OBJECTIVE
Copy all entries without alteration and skip the pictures they hold.

## begin

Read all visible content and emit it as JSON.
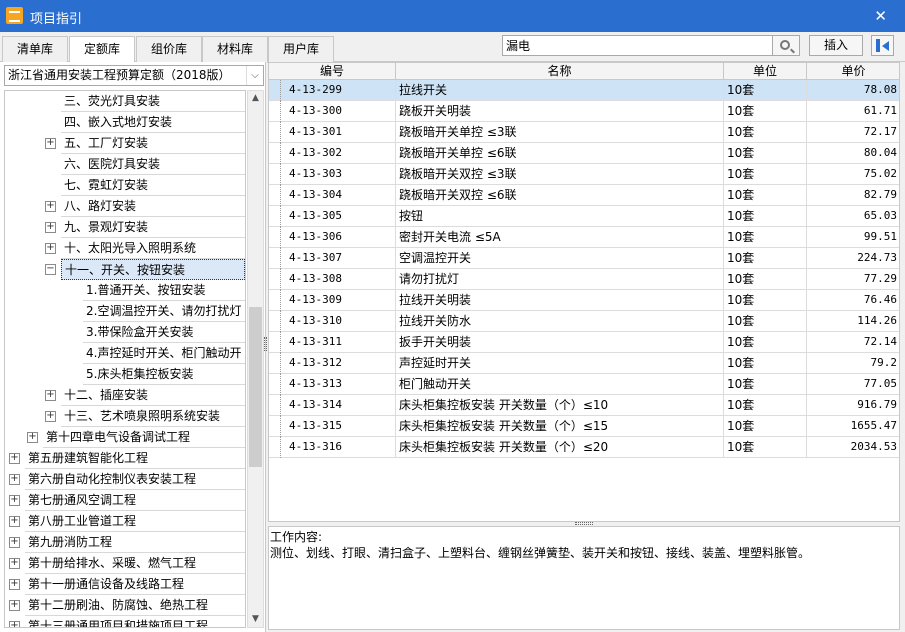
{
  "window": {
    "title": "项目指引"
  },
  "tabs": [
    {
      "label": "清单库",
      "active": false
    },
    {
      "label": "定额库",
      "active": true
    },
    {
      "label": "组价库",
      "active": false
    },
    {
      "label": "材料库",
      "active": false
    },
    {
      "label": "用户库",
      "active": false
    }
  ],
  "search": {
    "value": "漏电"
  },
  "toolbar": {
    "insert_label": "插入"
  },
  "library_select": {
    "value": "浙江省通用安装工程预算定额（2018版）"
  },
  "tree": [
    {
      "label": "三、荧光灯具安装",
      "expander": ""
    },
    {
      "label": "四、嵌入式地灯安装",
      "expander": ""
    },
    {
      "label": "五、工厂灯安装",
      "expander": "+"
    },
    {
      "label": "六、医院灯具安装",
      "expander": ""
    },
    {
      "label": "七、霓虹灯安装",
      "expander": ""
    },
    {
      "label": "八、路灯安装",
      "expander": "+"
    },
    {
      "label": "九、景观灯安装",
      "expander": "+"
    },
    {
      "label": "十、太阳光导入照明系统",
      "expander": "+"
    },
    {
      "label": "十一、开关、按钮安装",
      "expander": "−",
      "selected": true
    },
    {
      "label": "1.普通开关、按钮安装",
      "expander": ""
    },
    {
      "label": "2.空调温控开关、请勿打扰灯",
      "expander": ""
    },
    {
      "label": "3.带保险盒开关安装",
      "expander": ""
    },
    {
      "label": "4.声控延时开关、柜门触动开",
      "expander": ""
    },
    {
      "label": "5.床头柜集控板安装",
      "expander": ""
    },
    {
      "label": "十二、插座安装",
      "expander": "+"
    },
    {
      "label": "十三、艺术喷泉照明系统安装",
      "expander": "+"
    },
    {
      "label": "第十四章电气设备调试工程",
      "expander": "+"
    },
    {
      "label": "第五册建筑智能化工程",
      "expander": "+"
    },
    {
      "label": "第六册自动化控制仪表安装工程",
      "expander": "+"
    },
    {
      "label": "第七册通风空调工程",
      "expander": "+"
    },
    {
      "label": "第八册工业管道工程",
      "expander": "+"
    },
    {
      "label": "第九册消防工程",
      "expander": "+"
    },
    {
      "label": "第十册给排水、采暖、燃气工程",
      "expander": "+"
    },
    {
      "label": "第十一册通信设备及线路工程",
      "expander": "+"
    },
    {
      "label": "第十二册刷油、防腐蚀、绝热工程",
      "expander": "+"
    },
    {
      "label": "第十三册通用项目和措施项目工程",
      "expander": "+"
    }
  ],
  "grid": {
    "columns": [
      "编号",
      "名称",
      "单位",
      "单价"
    ],
    "rows": [
      [
        "4-13-299",
        "拉线开关",
        "10套",
        "78.08"
      ],
      [
        "4-13-300",
        "跷板开关明装",
        "10套",
        "61.71"
      ],
      [
        "4-13-301",
        "跷板暗开关单控 ≤3联",
        "10套",
        "72.17"
      ],
      [
        "4-13-302",
        "跷板暗开关单控 ≤6联",
        "10套",
        "80.04"
      ],
      [
        "4-13-303",
        "跷板暗开关双控 ≤3联",
        "10套",
        "75.02"
      ],
      [
        "4-13-304",
        "跷板暗开关双控 ≤6联",
        "10套",
        "82.79"
      ],
      [
        "4-13-305",
        "按钮",
        "10套",
        "65.03"
      ],
      [
        "4-13-306",
        "密封开关电流 ≤5A",
        "10套",
        "99.51"
      ],
      [
        "4-13-307",
        "空调温控开关",
        "10套",
        "224.73"
      ],
      [
        "4-13-308",
        "请勿打扰灯",
        "10套",
        "77.29"
      ],
      [
        "4-13-309",
        "拉线开关明装",
        "10套",
        "76.46"
      ],
      [
        "4-13-310",
        "拉线开关防水",
        "10套",
        "114.26"
      ],
      [
        "4-13-311",
        "扳手开关明装",
        "10套",
        "72.14"
      ],
      [
        "4-13-312",
        "声控延时开关",
        "10套",
        "79.2"
      ],
      [
        "4-13-313",
        "柜门触动开关",
        "10套",
        "77.05"
      ],
      [
        "4-13-314",
        "床头柜集控板安装 开关数量（个）≤10",
        "10套",
        "916.79"
      ],
      [
        "4-13-315",
        "床头柜集控板安装 开关数量（个）≤15",
        "10套",
        "1655.47"
      ],
      [
        "4-13-316",
        "床头柜集控板安装 开关数量（个）≤20",
        "10套",
        "2034.53"
      ]
    ]
  },
  "work_content": {
    "label": "工作内容:",
    "text": "测位、划线、打眼、清扫盒子、上塑料台、缠钢丝弹簧垫、装开关和按钮、接线、装盖、埋塑料胀管。"
  },
  "colors": {
    "titlebar": "#2a6fcf",
    "selection": "#cfe3f7"
  }
}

## end

REPLY
Read all visible content and emit it as JSON.
{
  "window": {
    "title": "项目指引"
  },
  "tabs": [
    {
      "label": "清单库",
      "active": false
    },
    {
      "label": "定额库",
      "active": true
    },
    {
      "label": "组价库",
      "active": false
    },
    {
      "label": "材料库",
      "active": false
    },
    {
      "label": "用户库",
      "active": false
    }
  ],
  "search": {
    "value": "漏电"
  },
  "toolbar": {
    "insert_label": "插入"
  },
  "library_select": {
    "value": "浙江省通用安装工程预算定额（2018版）"
  },
  "tree": [
    {
      "label": "三、荧光灯具安装",
      "expander": ""
    },
    {
      "label": "四、嵌入式地灯安装",
      "expander": ""
    },
    {
      "label": "五、工厂灯安装",
      "expander": "+"
    },
    {
      "label": "六、医院灯具安装",
      "expander": ""
    },
    {
      "label": "七、霓虹灯安装",
      "expander": ""
    },
    {
      "label": "八、路灯安装",
      "expander": "+"
    },
    {
      "label": "九、景观灯安装",
      "expander": "+"
    },
    {
      "label": "十、太阳光导入照明系统",
      "expander": "+"
    },
    {
      "label": "十一、开关、按钮安装",
      "expander": "−",
      "selected": true
    },
    {
      "label": "1.普通开关、按钮安装",
      "expander": ""
    },
    {
      "label": "2.空调温控开关、请勿打扰灯",
      "expander": ""
    },
    {
      "label": "3.带保险盒开关安装",
      "expander": ""
    },
    {
      "label": "4.声控延时开关、柜门触动开",
      "expander": ""
    },
    {
      "label": "5.床头柜集控板安装",
      "expander": ""
    },
    {
      "label": "十二、插座安装",
      "expander": "+"
    },
    {
      "label": "十三、艺术喷泉照明系统安装",
      "expander": "+"
    },
    {
      "label": "第十四章电气设备调试工程",
      "expander": "+"
    },
    {
      "label": "第五册建筑智能化工程",
      "expander": "+"
    },
    {
      "label": "第六册自动化控制仪表安装工程",
      "expander": "+"
    },
    {
      "label": "第七册通风空调工程",
      "expander": "+"
    },
    {
      "label": "第八册工业管道工程",
      "expander": "+"
    },
    {
      "label": "第九册消防工程",
      "expander": "+"
    },
    {
      "label": "第十册给排水、采暖、燃气工程",
      "expander": "+"
    },
    {
      "label": "第十一册通信设备及线路工程",
      "expander": "+"
    },
    {
      "label": "第十二册刷油、防腐蚀、绝热工程",
      "expander": "+"
    },
    {
      "label": "第十三册通用项目和措施项目工程",
      "expander": "+"
    }
  ],
  "grid": {
    "columns": [
      "编号",
      "名称",
      "单位",
      "单价"
    ],
    "rows": [
      [
        "4-13-299",
        "拉线开关",
        "10套",
        "78.08"
      ],
      [
        "4-13-300",
        "跷板开关明装",
        "10套",
        "61.71"
      ],
      [
        "4-13-301",
        "跷板暗开关单控 ≤3联",
        "10套",
        "72.17"
      ],
      [
        "4-13-302",
        "跷板暗开关单控 ≤6联",
        "10套",
        "80.04"
      ],
      [
        "4-13-303",
        "跷板暗开关双控 ≤3联",
        "10套",
        "75.02"
      ],
      [
        "4-13-304",
        "跷板暗开关双控 ≤6联",
        "10套",
        "82.79"
      ],
      [
        "4-13-305",
        "按钮",
        "10套",
        "65.03"
      ],
      [
        "4-13-306",
        "密封开关电流 ≤5A",
        "10套",
        "99.51"
      ],
      [
        "4-13-307",
        "空调温控开关",
        "10套",
        "224.73"
      ],
      [
        "4-13-308",
        "请勿打扰灯",
        "10套",
        "77.29"
      ],
      [
        "4-13-309",
        "拉线开关明装",
        "10套",
        "76.46"
      ],
      [
        "4-13-310",
        "拉线开关防水",
        "10套",
        "114.26"
      ],
      [
        "4-13-311",
        "扳手开关明装",
        "10套",
        "72.14"
      ],
      [
        "4-13-312",
        "声控延时开关",
        "10套",
        "79.2"
      ],
      [
        "4-13-313",
        "柜门触动开关",
        "10套",
        "77.05"
      ],
      [
        "4-13-314",
        "床头柜集控板安装 开关数量（个）≤10",
        "10套",
        "916.79"
      ],
      [
        "4-13-315",
        "床头柜集控板安装 开关数量（个）≤15",
        "10套",
        "1655.47"
      ],
      [
        "4-13-316",
        "床头柜集控板安装 开关数量（个）≤20",
        "10套",
        "2034.53"
      ]
    ]
  },
  "work_content": {
    "label": "工作内容:",
    "text": "测位、划线、打眼、清扫盒子、上塑料台、缠钢丝弹簧垫、装开关和按钮、接线、装盖、埋塑料胀管。"
  },
  "colors": {
    "titlebar": "#2a6fcf",
    "selection": "#cfe3f7"
  }
}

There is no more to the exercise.